Copy out each line of the material in which the word "Research" can be found.

Material for the task:
BEGIN
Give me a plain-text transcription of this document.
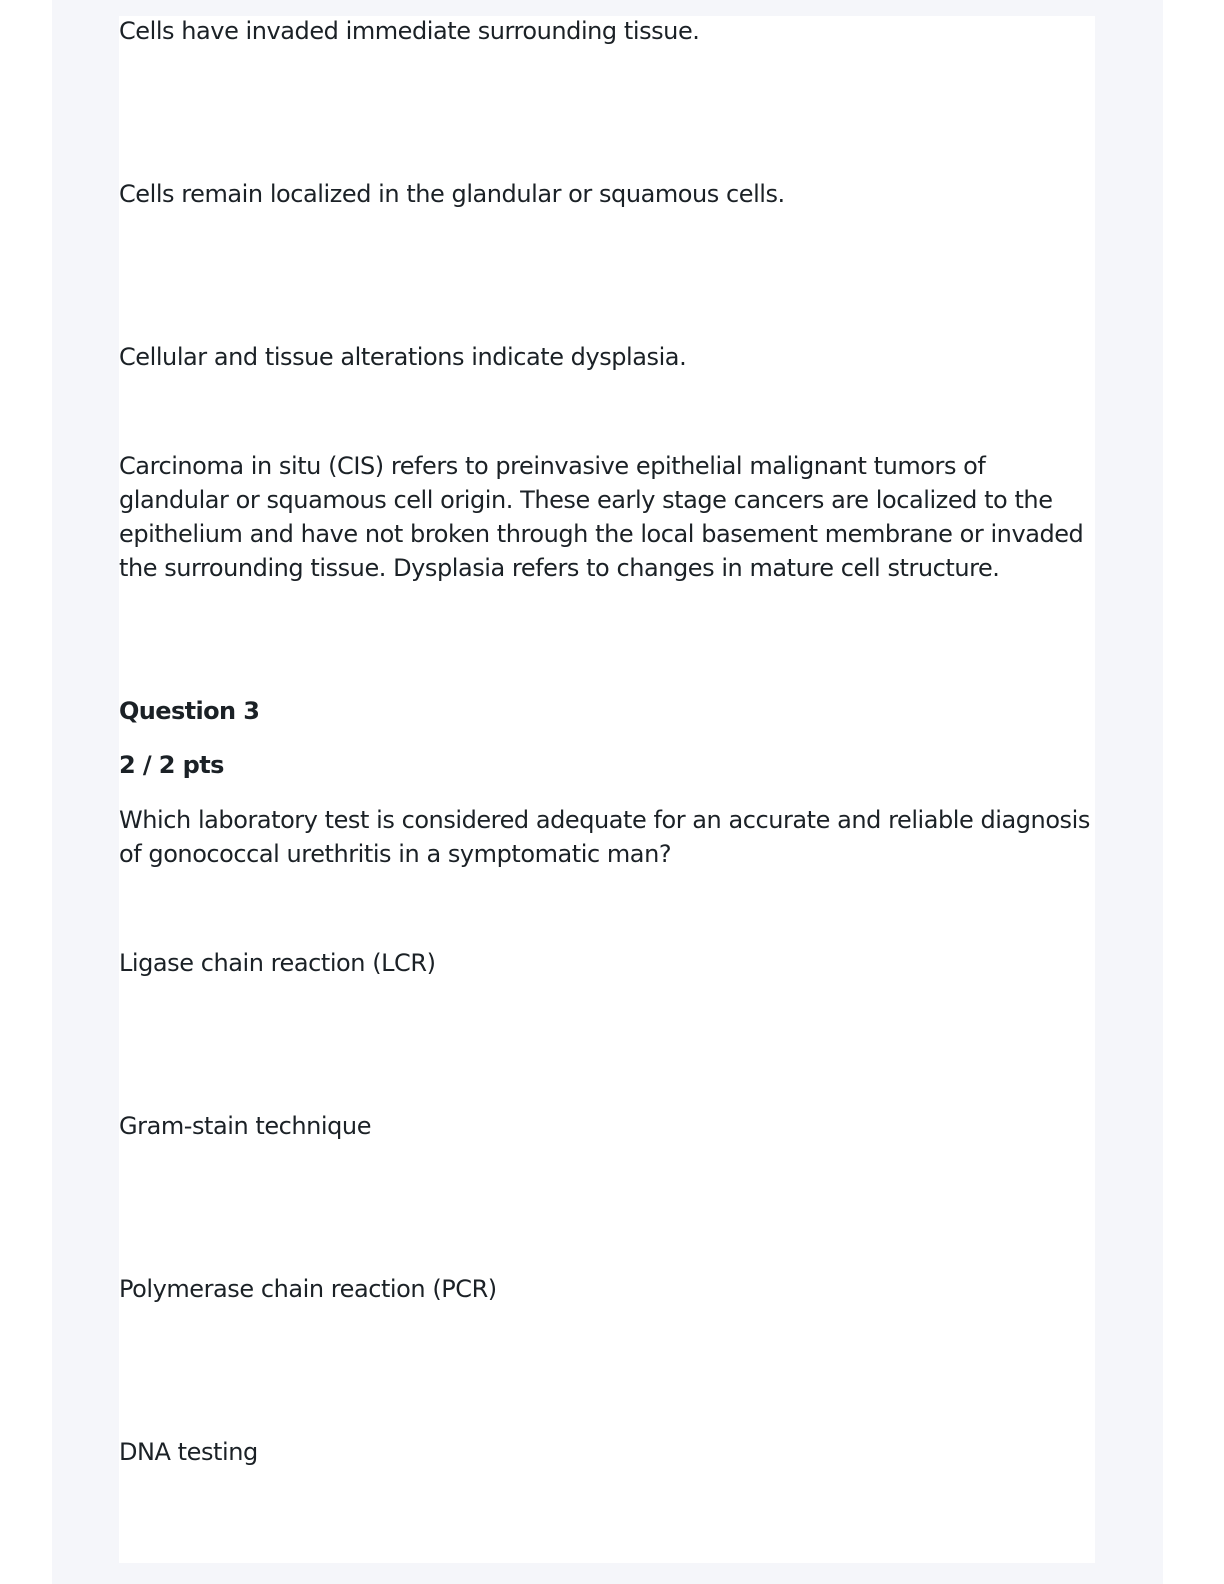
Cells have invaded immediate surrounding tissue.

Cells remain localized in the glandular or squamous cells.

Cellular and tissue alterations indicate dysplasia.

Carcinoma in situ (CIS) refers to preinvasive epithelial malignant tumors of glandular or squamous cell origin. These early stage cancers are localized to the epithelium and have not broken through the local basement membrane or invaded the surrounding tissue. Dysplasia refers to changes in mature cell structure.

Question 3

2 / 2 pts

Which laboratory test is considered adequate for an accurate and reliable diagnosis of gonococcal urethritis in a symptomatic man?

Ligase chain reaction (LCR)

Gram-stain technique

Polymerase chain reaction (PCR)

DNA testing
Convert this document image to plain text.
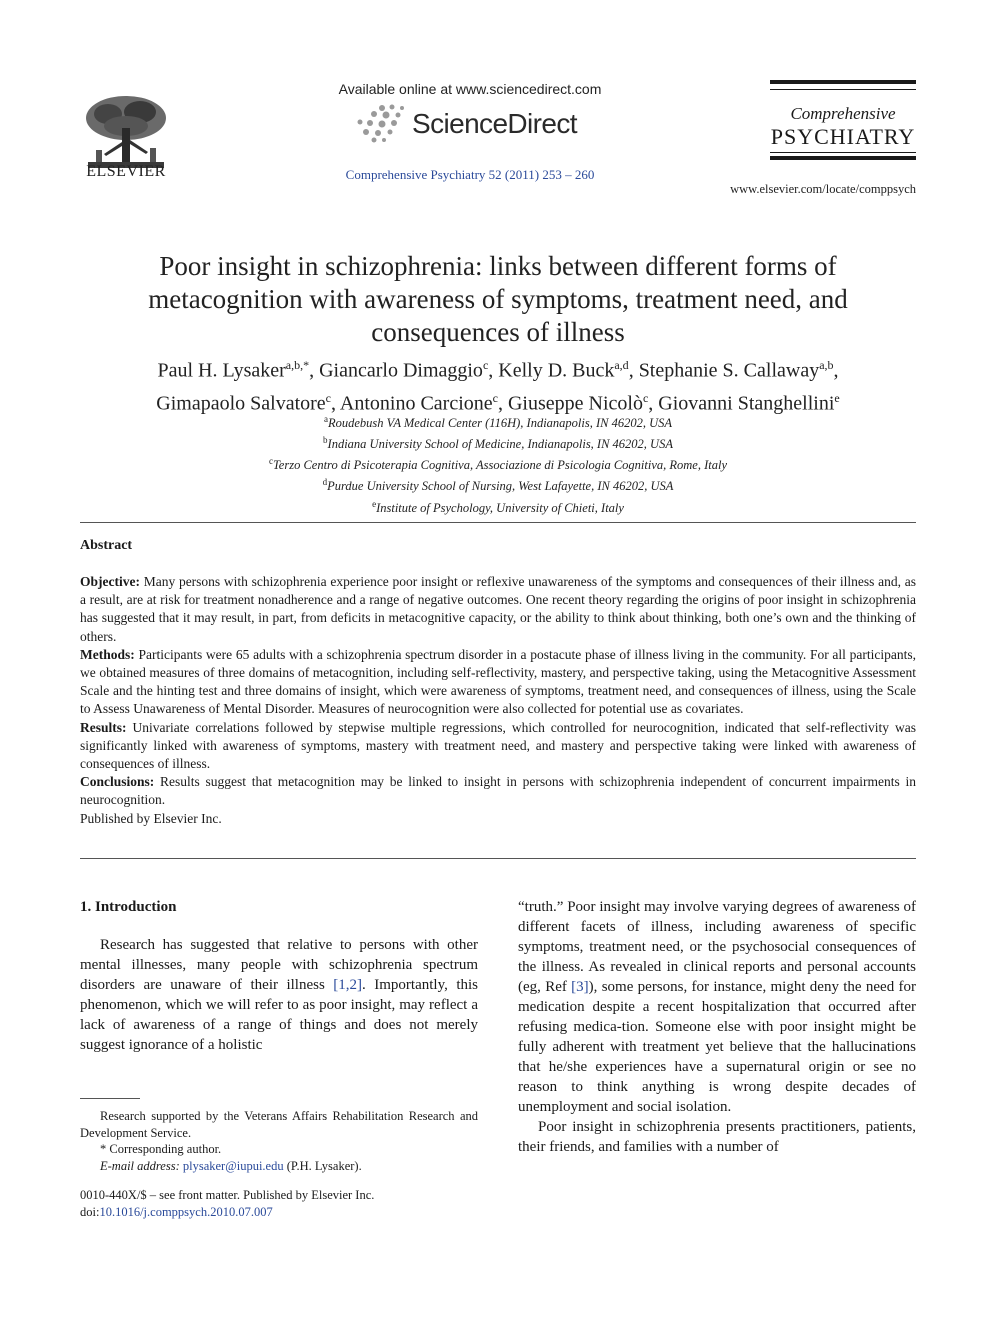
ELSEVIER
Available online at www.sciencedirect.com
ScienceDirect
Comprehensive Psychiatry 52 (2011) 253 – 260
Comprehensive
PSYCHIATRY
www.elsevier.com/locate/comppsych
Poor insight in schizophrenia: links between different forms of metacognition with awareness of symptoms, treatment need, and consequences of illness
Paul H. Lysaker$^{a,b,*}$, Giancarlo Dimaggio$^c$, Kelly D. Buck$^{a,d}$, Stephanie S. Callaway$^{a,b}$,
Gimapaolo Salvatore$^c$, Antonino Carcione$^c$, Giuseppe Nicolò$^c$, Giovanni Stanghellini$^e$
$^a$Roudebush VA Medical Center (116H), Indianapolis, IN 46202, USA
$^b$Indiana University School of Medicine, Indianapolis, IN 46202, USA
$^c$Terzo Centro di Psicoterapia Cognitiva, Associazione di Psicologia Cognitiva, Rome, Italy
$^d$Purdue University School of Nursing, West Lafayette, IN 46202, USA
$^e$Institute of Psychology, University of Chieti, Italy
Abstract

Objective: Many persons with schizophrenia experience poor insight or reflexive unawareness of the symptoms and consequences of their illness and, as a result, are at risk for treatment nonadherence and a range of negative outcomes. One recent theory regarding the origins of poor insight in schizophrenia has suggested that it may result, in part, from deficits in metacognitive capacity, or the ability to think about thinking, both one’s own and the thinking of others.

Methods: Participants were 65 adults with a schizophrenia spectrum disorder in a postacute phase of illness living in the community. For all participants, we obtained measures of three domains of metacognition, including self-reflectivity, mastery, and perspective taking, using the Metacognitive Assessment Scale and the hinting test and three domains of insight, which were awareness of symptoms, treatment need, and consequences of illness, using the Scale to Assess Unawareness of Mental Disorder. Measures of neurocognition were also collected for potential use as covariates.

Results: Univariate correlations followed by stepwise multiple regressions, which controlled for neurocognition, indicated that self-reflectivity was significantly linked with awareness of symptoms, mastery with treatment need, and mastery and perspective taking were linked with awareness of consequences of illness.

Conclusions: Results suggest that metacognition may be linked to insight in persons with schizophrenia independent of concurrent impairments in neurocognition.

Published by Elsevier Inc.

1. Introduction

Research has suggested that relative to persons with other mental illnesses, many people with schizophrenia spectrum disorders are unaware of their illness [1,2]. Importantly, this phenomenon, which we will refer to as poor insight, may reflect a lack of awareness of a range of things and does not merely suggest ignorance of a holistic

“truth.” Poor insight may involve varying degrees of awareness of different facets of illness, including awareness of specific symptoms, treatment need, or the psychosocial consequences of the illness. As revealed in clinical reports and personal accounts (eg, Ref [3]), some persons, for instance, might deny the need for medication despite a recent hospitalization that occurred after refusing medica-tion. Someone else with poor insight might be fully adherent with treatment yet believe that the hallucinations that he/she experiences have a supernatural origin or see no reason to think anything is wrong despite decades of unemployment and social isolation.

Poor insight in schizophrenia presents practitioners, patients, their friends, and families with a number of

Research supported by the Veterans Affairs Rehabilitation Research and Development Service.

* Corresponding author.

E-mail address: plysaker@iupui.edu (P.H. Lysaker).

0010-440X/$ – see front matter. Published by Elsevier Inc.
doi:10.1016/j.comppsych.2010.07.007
END
Worked solution:
Research has suggested that relative to persons with other mental illnesses, many people with schizophrenia spectrum disorders are unaware of their illness [1,2]. Importantly, this phenomenon, which we will refer to as poor insight, may reflect a lack of awareness of a range of things and does not merely suggest ignorance of a holistic
Research supported by the Veterans Affairs Rehabilitation Research and Development Service.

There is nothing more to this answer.